- _YOUR INSTRUCTIONS_:
Answer these questions from the SLUE page below:
(a) What primary metric does it give for Named Entity Recognition?
(b) Which two datasets does SLUE use?
(c) What license applies to SLUE-VoxCeleb?

SLUE Tasks¶
Tasks¶
Task |
Primary metric |
---|---|
Automatic Speech Recognition (ASR) |
WER |
Named Entity Recognition (NER) |
F1 |
Sentiment Analysis |
F1 |
Datasets¶
SLUE uses the VoxCeleb and VoxPopuli datasets.
We’ve diligently curated subsets of these datasets for fine-tuning and evaluation for SLUE tasks. You can take advantage of our redistribution, so you don’t need to download the entire (and large) dataset. With this dataset, we include the human annotation and transcription for SLUE tasks. All that’s required is to run the script and it will handle everything necessary - downloading and preprocessing included.
Here is a brief overview of the datasets. For more in-depth information, please refer to our paper.
Corpus | Size - utts (hours) | Tasks | License | ||
---|---|---|---|---|---|
Fine-tune | Dev | Test | |||
SLUE-VoxPopuli | 5,000 (14.5) | 1,753 (5.0) | 1,842 (4.9) | ASR, NER | CC0 (check complete license here) |
SLUE-VoxCeleb | 5,777 (12.8) | 1,454 (3.2) | 3,553 (7.8) | ASR, SA | CC-BY 4.0 (check complete license here) |

- _RECORD SET_:

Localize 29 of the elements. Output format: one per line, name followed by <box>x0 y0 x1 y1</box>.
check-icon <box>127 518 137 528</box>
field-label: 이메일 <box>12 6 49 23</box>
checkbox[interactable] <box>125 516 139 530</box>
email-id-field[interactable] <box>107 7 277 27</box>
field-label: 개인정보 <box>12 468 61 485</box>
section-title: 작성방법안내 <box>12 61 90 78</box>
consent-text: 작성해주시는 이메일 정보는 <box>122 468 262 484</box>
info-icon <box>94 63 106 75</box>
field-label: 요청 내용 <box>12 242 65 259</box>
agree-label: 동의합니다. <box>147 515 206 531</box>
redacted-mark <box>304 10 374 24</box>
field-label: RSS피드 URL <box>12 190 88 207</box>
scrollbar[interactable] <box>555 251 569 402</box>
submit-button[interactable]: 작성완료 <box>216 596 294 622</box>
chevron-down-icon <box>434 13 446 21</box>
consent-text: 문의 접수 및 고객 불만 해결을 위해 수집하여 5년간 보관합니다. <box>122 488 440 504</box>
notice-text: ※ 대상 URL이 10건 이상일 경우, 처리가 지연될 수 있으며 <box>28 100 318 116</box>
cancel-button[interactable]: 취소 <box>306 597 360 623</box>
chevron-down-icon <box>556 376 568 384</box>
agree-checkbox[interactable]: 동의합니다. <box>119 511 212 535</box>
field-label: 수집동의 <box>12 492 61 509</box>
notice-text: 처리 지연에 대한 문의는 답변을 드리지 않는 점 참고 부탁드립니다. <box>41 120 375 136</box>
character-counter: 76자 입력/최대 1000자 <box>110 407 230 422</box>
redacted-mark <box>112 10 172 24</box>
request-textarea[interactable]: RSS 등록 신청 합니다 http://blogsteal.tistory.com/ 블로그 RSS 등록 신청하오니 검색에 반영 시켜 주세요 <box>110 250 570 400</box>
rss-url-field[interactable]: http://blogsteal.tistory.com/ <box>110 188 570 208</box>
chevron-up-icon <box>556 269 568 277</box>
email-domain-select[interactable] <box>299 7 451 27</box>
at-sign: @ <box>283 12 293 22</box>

- _SOLUTION TO THE EXERCISE_:
(a) F1
(b) VoxCeleb and VoxPopuli
(c) CC-BY 4.0